INSTRUCTIONS FOR THE TASK
Keep only those lines of the records that include the string "author".

MATERIAL FOR THIS TASK
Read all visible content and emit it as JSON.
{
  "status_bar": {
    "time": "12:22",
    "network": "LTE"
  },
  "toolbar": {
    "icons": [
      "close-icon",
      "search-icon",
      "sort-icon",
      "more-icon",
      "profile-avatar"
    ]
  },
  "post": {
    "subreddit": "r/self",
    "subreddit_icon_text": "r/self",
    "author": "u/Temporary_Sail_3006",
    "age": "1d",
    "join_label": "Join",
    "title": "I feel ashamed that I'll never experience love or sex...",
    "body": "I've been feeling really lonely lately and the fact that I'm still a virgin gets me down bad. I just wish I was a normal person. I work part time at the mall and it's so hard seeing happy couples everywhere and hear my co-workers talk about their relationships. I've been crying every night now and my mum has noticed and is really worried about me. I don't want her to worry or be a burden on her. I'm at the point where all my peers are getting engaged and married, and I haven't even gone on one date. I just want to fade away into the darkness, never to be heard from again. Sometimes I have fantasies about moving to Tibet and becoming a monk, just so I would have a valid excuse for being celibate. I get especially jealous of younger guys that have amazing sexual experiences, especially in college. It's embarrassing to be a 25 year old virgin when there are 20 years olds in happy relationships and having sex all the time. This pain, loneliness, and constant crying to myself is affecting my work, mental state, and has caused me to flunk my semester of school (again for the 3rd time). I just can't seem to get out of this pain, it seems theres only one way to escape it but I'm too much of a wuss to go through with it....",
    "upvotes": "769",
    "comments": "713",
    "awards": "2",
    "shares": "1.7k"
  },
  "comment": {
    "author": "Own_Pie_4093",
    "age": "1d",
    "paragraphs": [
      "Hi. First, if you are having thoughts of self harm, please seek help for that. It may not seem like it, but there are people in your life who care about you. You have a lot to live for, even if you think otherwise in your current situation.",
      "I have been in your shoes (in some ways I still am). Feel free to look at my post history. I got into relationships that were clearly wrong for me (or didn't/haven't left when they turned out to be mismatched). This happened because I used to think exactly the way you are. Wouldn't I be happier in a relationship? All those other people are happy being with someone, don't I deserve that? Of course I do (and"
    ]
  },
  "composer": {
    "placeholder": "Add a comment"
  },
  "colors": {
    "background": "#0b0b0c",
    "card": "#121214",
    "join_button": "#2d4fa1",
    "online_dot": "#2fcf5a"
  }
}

TASK OUTPUT
    "author": "u/Temporary_Sail_3006",
    "author": "Own_Pie_4093",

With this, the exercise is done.